§ What is needed: From the data that follows, copy every line holding the string "this".

§ Data records:
==========
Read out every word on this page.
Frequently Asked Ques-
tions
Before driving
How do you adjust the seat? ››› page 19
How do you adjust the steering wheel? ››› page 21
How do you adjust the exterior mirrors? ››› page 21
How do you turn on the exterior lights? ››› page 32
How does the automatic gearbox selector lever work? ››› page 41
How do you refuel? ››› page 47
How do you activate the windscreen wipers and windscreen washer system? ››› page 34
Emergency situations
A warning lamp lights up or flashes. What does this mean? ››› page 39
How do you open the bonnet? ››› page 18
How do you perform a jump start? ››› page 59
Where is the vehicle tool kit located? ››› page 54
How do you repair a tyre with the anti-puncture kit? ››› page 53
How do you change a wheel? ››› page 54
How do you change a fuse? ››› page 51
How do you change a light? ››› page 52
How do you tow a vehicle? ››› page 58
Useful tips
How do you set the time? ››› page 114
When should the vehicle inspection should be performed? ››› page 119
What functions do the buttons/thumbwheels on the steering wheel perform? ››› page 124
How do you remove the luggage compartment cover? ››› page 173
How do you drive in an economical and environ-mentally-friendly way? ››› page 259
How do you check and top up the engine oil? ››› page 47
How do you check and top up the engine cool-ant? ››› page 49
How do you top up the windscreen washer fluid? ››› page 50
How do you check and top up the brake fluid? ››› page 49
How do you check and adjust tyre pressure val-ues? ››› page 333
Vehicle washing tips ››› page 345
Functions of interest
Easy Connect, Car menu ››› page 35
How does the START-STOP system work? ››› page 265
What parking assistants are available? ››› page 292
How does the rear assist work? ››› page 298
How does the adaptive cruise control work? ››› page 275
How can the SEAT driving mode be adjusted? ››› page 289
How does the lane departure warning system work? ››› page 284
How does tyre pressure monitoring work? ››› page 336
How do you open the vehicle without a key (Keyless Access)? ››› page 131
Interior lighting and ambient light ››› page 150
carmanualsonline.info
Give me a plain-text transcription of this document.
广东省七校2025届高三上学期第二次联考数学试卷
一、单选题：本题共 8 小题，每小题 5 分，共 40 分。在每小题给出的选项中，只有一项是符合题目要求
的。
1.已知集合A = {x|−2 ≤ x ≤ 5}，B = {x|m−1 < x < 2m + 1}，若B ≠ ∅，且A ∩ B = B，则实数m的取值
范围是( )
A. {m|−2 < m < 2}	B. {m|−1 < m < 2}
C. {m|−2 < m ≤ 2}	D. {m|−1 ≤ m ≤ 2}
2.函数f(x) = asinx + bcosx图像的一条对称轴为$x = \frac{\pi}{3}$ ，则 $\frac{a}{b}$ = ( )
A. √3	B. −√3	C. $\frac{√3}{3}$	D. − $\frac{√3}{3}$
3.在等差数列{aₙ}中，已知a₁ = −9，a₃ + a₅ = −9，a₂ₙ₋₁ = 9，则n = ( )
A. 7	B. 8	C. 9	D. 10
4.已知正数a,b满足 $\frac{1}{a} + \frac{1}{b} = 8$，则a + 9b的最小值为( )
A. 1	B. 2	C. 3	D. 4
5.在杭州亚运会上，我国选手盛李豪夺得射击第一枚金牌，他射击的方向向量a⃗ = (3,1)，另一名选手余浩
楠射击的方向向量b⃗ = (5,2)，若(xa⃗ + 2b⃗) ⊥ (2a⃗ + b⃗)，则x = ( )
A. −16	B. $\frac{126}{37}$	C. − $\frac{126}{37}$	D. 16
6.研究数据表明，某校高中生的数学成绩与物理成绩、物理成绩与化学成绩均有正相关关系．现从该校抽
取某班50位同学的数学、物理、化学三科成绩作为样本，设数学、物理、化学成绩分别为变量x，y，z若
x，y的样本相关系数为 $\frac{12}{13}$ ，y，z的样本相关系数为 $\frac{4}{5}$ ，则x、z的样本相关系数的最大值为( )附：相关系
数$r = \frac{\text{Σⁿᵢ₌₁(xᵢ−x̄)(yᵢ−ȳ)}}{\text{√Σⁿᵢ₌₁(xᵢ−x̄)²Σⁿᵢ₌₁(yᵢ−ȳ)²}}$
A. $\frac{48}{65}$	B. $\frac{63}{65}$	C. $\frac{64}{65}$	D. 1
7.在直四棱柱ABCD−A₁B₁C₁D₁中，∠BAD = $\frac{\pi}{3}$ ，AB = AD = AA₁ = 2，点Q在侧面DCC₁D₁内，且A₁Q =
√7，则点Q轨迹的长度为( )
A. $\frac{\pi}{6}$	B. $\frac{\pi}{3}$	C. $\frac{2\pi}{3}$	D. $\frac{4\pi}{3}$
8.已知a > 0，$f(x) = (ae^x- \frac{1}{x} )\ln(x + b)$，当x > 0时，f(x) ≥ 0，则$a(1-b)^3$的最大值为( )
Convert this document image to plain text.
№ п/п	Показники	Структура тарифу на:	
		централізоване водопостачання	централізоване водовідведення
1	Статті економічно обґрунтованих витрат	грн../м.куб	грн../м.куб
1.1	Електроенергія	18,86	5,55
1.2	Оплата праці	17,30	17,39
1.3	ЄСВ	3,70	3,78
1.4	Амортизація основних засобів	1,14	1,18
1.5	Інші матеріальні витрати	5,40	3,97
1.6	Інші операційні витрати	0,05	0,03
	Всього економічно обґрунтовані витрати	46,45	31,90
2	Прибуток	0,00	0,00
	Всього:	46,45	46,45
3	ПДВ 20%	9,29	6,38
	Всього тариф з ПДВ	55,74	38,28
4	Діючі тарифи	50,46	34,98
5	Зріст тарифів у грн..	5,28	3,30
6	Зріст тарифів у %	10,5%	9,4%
==========
§ Written answer:
Read out every word on this page.
A warning lamp lights up or flashes. What does this mean? ››› page 39
Give me a plain-text transcription of this document.
Convert this document image to plain text.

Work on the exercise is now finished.